(Stored data)

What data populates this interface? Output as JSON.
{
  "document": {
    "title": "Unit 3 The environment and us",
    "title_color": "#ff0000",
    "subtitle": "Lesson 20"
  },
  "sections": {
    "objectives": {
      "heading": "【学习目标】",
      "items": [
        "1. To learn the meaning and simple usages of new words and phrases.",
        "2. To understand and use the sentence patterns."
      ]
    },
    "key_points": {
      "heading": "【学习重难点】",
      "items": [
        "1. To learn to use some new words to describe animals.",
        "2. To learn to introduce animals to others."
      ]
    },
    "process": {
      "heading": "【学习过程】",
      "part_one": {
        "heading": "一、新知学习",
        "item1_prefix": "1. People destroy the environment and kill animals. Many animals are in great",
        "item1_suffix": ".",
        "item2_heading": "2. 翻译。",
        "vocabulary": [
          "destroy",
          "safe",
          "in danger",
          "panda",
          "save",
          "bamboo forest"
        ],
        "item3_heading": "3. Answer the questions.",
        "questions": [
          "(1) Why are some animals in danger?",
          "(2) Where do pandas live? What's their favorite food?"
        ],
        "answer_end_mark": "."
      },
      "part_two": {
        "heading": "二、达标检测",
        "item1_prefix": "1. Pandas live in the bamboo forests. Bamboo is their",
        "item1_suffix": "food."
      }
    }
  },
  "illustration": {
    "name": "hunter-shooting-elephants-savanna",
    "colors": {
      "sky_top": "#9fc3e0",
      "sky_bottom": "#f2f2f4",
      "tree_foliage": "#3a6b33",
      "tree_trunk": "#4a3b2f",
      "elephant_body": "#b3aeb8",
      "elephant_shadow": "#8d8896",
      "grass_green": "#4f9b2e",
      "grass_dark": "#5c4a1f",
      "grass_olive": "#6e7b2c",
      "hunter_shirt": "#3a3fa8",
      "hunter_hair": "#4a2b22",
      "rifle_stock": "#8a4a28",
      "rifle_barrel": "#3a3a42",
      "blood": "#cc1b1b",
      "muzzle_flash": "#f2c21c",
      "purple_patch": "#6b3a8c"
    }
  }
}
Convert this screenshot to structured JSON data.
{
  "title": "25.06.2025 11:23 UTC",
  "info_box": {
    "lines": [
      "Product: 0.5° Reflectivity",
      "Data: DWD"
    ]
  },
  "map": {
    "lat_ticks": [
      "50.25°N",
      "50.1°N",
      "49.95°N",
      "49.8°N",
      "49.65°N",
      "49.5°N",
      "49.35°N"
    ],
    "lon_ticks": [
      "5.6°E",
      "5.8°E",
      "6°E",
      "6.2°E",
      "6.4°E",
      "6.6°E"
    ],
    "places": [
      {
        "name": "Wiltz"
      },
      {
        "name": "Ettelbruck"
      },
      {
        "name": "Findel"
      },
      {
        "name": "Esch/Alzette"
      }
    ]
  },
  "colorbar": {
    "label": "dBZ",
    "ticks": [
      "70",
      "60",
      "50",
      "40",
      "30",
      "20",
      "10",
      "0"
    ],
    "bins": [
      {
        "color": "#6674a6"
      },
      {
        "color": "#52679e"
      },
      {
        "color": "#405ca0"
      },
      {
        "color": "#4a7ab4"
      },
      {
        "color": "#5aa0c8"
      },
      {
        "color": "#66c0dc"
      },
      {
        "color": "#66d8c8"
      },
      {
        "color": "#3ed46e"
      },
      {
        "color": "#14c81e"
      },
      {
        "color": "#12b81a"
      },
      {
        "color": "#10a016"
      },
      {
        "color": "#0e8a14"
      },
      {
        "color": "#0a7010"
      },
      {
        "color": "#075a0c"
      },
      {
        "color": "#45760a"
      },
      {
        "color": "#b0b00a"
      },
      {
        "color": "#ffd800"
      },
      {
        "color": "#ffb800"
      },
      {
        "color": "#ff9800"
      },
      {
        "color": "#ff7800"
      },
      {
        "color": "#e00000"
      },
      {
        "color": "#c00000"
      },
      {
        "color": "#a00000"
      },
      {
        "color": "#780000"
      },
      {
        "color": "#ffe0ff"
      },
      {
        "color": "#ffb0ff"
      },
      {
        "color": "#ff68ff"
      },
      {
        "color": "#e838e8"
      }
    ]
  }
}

## Set problem
Can you reproduce all the material exactly?

## Task answer
What data populates this interface? Output as JSON.
{
  "document": {
    "title": "Unit 3 The environment and us",
    "title_color": "#ff0000",
    "subtitle": "Lesson 20"
  },
  "sections": {
    "objectives": {
      "heading": "【学习目标】",
      "items": [
        "1. To learn the meaning and simple usages of new words and phrases.",
        "2. To understand and use the sentence patterns."
      ]
    },
    "key_points": {
      "heading": "【学习重难点】",
      "items": [
        "1. To learn to use some new words to describe animals.",
        "2. To learn to introduce animals to others."
      ]
    },
    "process": {
      "heading": "【学习过程】",
      "part_one": {
        "heading": "一、新知学习",
        "item1_prefix": "1. People destroy the environment and kill animals. Many animals are in great",
        "item1_suffix": ".",
        "item2_heading": "2. 翻译。",
        "vocabulary": [
          "destroy",
          "safe",
          "in danger",
          "panda",
          "save",
          "bamboo forest"
        ],
        "item3_heading": "3. Answer the questions.",
        "questions": [
          "(1) Why are some animals in danger?",
          "(2) Where do pandas live? What's their favorite food?"
        ],
        "answer_end_mark": "."
      },
      "part_two": {
        "heading": "二、达标检测",
        "item1_prefix": "1. Pandas live in the bamboo forests. Bamboo is their",
        "item1_suffix": "food."
      }
    }
  },
  "illustration": {
    "name": "hunter-shooting-elephants-savanna",
    "colors": {
      "sky_top": "#9fc3e0",
      "sky_bottom": "#f2f2f4",
      "tree_foliage": "#3a6b33",
      "tree_trunk": "#4a3b2f",
      "elephant_body": "#b3aeb8",
      "elephant_shadow": "#8d8896",
      "grass_green": "#4f9b2e",
      "grass_dark": "#5c4a1f",
      "grass_olive": "#6e7b2c",
      "hunter_shirt": "#3a3fa8",
      "hunter_hair": "#4a2b22",
      "rifle_stock": "#8a4a28",
      "rifle_barrel": "#3a3a42",
      "blood": "#cc1b1b",
      "muzzle_flash": "#f2c21c",
      "purple_patch": "#6b3a8c"
    }
  }
}
Convert this screenshot to structured JSON data.
{
  "title": "25.06.2025 11:23 UTC",
  "info_box": {
    "lines": [
      "Product: 0.5° Reflectivity",
      "Data: DWD"
    ]
  },
  "map": {
    "lat_ticks": [
      "50.25°N",
      "50.1°N",
      "49.95°N",
      "49.8°N",
      "49.65°N",
      "49.5°N",
      "49.35°N"
    ],
    "lon_ticks": [
      "5.6°E",
      "5.8°E",
      "6°E",
      "6.2°E",
      "6.4°E",
      "6.6°E"
    ],
    "places": [
      {
        "name": "Wiltz"
      },
      {
        "name": "Ettelbruck"
      },
      {
        "name": "Findel"
      },
      {
        "name": "Esch/Alzette"
      }
    ]
  },
  "colorbar": {
    "label": "dBZ",
    "ticks": [
      "70",
      "60",
      "50",
      "40",
      "30",
      "20",
      "10",
      "0"
    ],
    "bins": [
      {
        "color": "#6674a6"
      },
      {
        "color": "#52679e"
      },
      {
        "color": "#405ca0"
      },
      {
        "color": "#4a7ab4"
      },
      {
        "color": "#5aa0c8"
      },
      {
        "color": "#66c0dc"
      },
      {
        "color": "#66d8c8"
      },
      {
        "color": "#3ed46e"
      },
      {
        "color": "#14c81e"
      },
      {
        "color": "#12b81a"
      },
      {
        "color": "#10a016"
      },
      {
        "color": "#0e8a14"
      },
      {
        "color": "#0a7010"
      },
      {
        "color": "#075a0c"
      },
      {
        "color": "#45760a"
      },
      {
        "color": "#b0b00a"
      },
      {
        "color": "#ffd800"
      },
      {
        "color": "#ffb800"
      },
      {
        "color": "#ff9800"
      },
      {
        "color": "#ff7800"
      },
      {
        "color": "#e00000"
      },
      {
        "color": "#c00000"
      },
      {
        "color": "#a00000"
      },
      {
        "color": "#780000"
      },
      {
        "color": "#ffe0ff"
      },
      {
        "color": "#ffb0ff"
      },
      {
        "color": "#ff68ff"
      },
      {
        "color": "#e838e8"
      }
    ]
  }
}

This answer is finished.